[Dataset records]
BEGIN

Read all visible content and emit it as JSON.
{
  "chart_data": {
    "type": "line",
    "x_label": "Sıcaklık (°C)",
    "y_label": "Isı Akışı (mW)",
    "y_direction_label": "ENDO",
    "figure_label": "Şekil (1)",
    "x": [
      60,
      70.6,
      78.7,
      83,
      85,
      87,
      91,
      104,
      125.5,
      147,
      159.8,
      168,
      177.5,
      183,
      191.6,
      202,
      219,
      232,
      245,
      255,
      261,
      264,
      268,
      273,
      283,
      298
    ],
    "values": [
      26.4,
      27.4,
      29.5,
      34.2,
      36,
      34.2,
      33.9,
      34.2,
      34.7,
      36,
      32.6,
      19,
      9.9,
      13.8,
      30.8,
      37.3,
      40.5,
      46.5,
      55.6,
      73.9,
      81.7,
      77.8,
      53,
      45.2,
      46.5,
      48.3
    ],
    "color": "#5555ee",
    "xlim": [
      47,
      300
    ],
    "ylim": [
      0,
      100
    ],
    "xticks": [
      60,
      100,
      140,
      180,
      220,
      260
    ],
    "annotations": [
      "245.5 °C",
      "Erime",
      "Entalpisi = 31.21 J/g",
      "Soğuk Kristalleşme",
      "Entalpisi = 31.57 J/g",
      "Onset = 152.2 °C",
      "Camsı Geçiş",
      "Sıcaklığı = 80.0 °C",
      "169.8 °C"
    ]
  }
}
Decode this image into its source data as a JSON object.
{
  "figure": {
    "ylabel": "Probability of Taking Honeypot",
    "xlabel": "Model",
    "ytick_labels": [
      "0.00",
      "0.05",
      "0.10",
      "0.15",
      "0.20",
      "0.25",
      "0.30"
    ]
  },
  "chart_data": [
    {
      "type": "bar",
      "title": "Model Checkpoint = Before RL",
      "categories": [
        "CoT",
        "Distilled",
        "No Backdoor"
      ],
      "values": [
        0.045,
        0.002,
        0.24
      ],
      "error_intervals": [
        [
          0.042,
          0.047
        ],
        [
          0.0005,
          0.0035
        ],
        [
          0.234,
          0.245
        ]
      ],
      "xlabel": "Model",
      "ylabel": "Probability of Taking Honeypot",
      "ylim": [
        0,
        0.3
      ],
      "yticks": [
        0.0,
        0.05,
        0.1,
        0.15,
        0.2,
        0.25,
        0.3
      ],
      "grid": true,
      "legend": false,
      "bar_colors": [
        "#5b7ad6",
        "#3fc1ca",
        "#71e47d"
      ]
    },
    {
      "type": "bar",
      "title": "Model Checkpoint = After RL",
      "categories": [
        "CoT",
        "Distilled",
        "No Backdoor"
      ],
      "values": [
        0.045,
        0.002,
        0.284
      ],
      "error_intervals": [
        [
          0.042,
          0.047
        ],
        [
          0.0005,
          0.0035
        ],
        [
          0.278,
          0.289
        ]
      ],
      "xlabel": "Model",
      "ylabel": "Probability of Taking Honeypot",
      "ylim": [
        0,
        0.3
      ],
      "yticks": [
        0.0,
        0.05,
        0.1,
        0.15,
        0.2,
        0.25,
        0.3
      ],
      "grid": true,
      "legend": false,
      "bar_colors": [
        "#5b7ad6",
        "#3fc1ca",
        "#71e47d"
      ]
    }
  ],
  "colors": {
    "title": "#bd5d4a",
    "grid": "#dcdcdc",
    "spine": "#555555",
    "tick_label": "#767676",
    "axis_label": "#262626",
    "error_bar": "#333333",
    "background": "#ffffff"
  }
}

END

Task objective: Would you reproduce the material above in full, exactly as given?

Task response:
Read all visible content and emit it as JSON.
{
  "chart_data": {
    "type": "line",
    "x_label": "Sıcaklık (°C)",
    "y_label": "Isı Akışı (mW)",
    "y_direction_label": "ENDO",
    "figure_label": "Şekil (1)",
    "x": [
      60,
      70.6,
      78.7,
      83,
      85,
      87,
      91,
      104,
      125.5,
      147,
      159.8,
      168,
      177.5,
      183,
      191.6,
      202,
      219,
      232,
      245,
      255,
      261,
      264,
      268,
      273,
      283,
      298
    ],
    "values": [
      26.4,
      27.4,
      29.5,
      34.2,
      36,
      34.2,
      33.9,
      34.2,
      34.7,
      36,
      32.6,
      19,
      9.9,
      13.8,
      30.8,
      37.3,
      40.5,
      46.5,
      55.6,
      73.9,
      81.7,
      77.8,
      53,
      45.2,
      46.5,
      48.3
    ],
    "color": "#5555ee",
    "xlim": [
      47,
      300
    ],
    "ylim": [
      0,
      100
    ],
    "xticks": [
      60,
      100,
      140,
      180,
      220,
      260
    ],
    "annotations": [
      "245.5 °C",
      "Erime",
      "Entalpisi = 31.21 J/g",
      "Soğuk Kristalleşme",
      "Entalpisi = 31.57 J/g",
      "Onset = 152.2 °C",
      "Camsı Geçiş",
      "Sıcaklığı = 80.0 °C",
      "169.8 °C"
    ]
  }
}
Decode this image into its source data as a JSON object.
{
  "figure": {
    "ylabel": "Probability of Taking Honeypot",
    "xlabel": "Model",
    "ytick_labels": [
      "0.00",
      "0.05",
      "0.10",
      "0.15",
      "0.20",
      "0.25",
      "0.30"
    ]
  },
  "chart_data": [
    {
      "type": "bar",
      "title": "Model Checkpoint = Before RL",
      "categories": [
        "CoT",
        "Distilled",
        "No Backdoor"
      ],
      "values": [
        0.045,
        0.002,
        0.24
      ],
      "error_intervals": [
        [
          0.042,
          0.047
        ],
        [
          0.0005,
          0.0035
        ],
        [
          0.234,
          0.245
        ]
      ],
      "xlabel": "Model",
      "ylabel": "Probability of Taking Honeypot",
      "ylim": [
        0,
        0.3
      ],
      "yticks": [
        0.0,
        0.05,
        0.1,
        0.15,
        0.2,
        0.25,
        0.3
      ],
      "grid": true,
      "legend": false,
      "bar_colors": [
        "#5b7ad6",
        "#3fc1ca",
        "#71e47d"
      ]
    },
    {
      "type": "bar",
      "title": "Model Checkpoint = After RL",
      "categories": [
        "CoT",
        "Distilled",
        "No Backdoor"
      ],
      "values": [
        0.045,
        0.002,
        0.284
      ],
      "error_intervals": [
        [
          0.042,
          0.047
        ],
        [
          0.0005,
          0.0035
        ],
        [
          0.278,
          0.289
        ]
      ],
      "xlabel": "Model",
      "ylabel": "Probability of Taking Honeypot",
      "ylim": [
        0,
        0.3
      ],
      "yticks": [
        0.0,
        0.05,
        0.1,
        0.15,
        0.2,
        0.25,
        0.3
      ],
      "grid": true,
      "legend": false,
      "bar_colors": [
        "#5b7ad6",
        "#3fc1ca",
        "#71e47d"
      ]
    }
  ],
  "colors": {
    "title": "#bd5d4a",
    "grid": "#dcdcdc",
    "spine": "#555555",
    "tick_label": "#767676",
    "axis_label": "#262626",
    "error_bar": "#333333",
    "background": "#ffffff"
  }
}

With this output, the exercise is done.